◆ What this task involves ◆
Write out all lines holding the word "amount".

======== Exercise input

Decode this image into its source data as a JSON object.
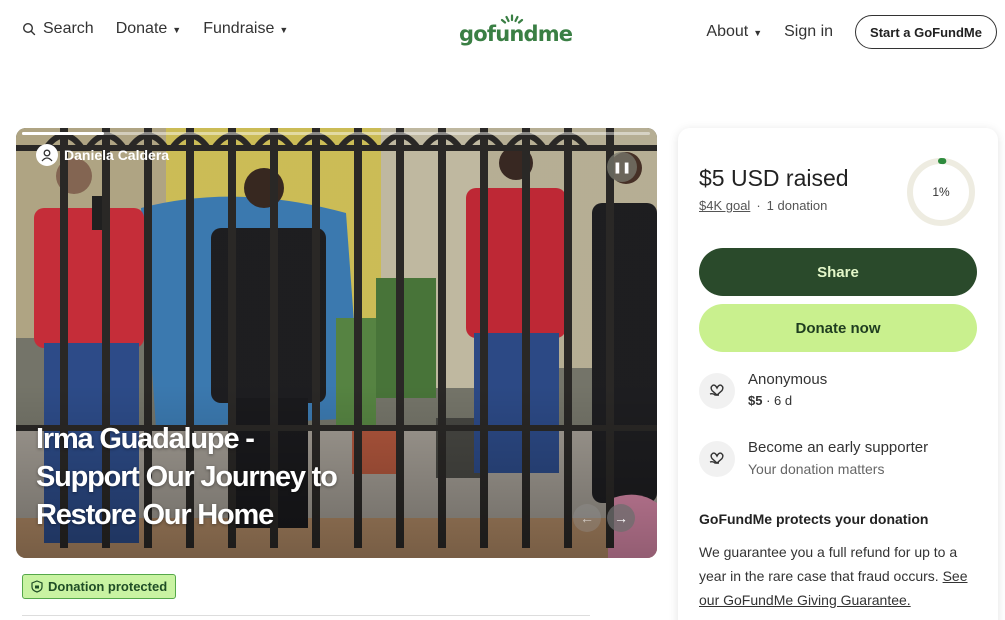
{
  "nav": {
    "search": "Search",
    "donate": "Donate",
    "fundraise": "Fundraise",
    "about": "About",
    "signin": "Sign in",
    "start": "Start a GoFundMe"
  },
  "logo": {
    "text": "gofundme"
  },
  "hero": {
    "organizer": "Daniela Caldera",
    "title": "Irma Guadalupe - Support Our Journey to Restore Our Home",
    "slide_progress": 0.13
  },
  "badge": {
    "label": "Donation protected"
  },
  "card": {
    "raised": "$5 USD raised",
    "goal": "$4K goal",
    "donations": "1 donation",
    "percent_label": "1%",
    "percent_value": 0.01,
    "share_label": "Share",
    "donate_label": "Donate now",
    "donor": {
      "name": "Anonymous",
      "amount": "$5",
      "time": "6 d"
    },
    "early": {
      "title": "Become an early supporter",
      "subtitle": "Your donation matters"
    },
    "protect_heading": "GoFundMe protects your donation",
    "protect_text": "We guarantee you a full refund for up to a year in the rare case that fraud occurs. ",
    "protect_link": "See our GoFundMe Giving Guarantee."
  },
  "colors": {
    "brand_green": "#3a7f44",
    "share_bg": "#2a4a2b",
    "donate_bg": "#c9f08e",
    "badge_bg": "#c9f3a2"
  }
}
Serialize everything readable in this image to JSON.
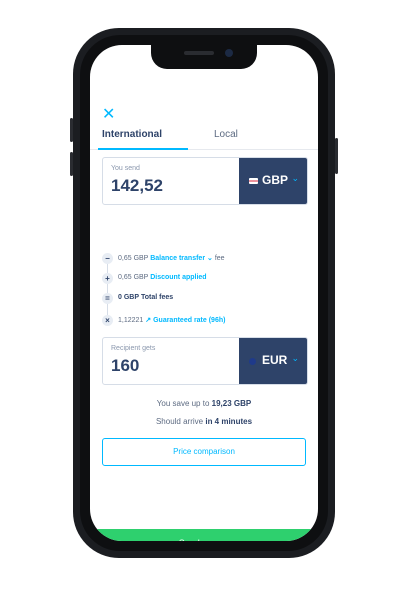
{
  "header": {
    "close_icon": "close-icon"
  },
  "tabs": [
    {
      "label": "International",
      "active": true
    },
    {
      "label": "Local",
      "active": false
    }
  ],
  "send_box": {
    "label": "You send",
    "amount": "142,52",
    "currency": "GBP"
  },
  "fees": [
    {
      "icon": "minus",
      "amount": "0,65 GBP",
      "link": "Balance transfer",
      "suffix": "fee"
    },
    {
      "icon": "plus",
      "amount": "0,65 GBP",
      "link": "Discount applied",
      "suffix": ""
    },
    {
      "icon": "equals",
      "amount": "0 GBP",
      "suffix": "Total fees"
    },
    {
      "icon": "times",
      "amount": "1,12221",
      "link": "Guaranteed rate (96h)",
      "suffix": ""
    }
  ],
  "receive_box": {
    "label": "Recipient gets",
    "amount": "160",
    "currency": "EUR"
  },
  "savings": {
    "prefix": "You save up to",
    "value": "19,23 GBP"
  },
  "arrival": {
    "prefix": "Should arrive",
    "value": "in 4 minutes"
  },
  "buttons": {
    "compare": "Price comparison",
    "send": "Send money"
  },
  "colors": {
    "accent": "#00b9ff",
    "navy": "#2e4369",
    "green": "#2ed06e"
  }
}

================

◆ Answer for this exercise ◆
      "amount": "$5",
    "amount": "142,52",
      "amount": "0,65 GBP",
      "amount": "0,65 GBP",
      "amount": "0 GBP",
      "amount": "1,12221",
    "amount": "160",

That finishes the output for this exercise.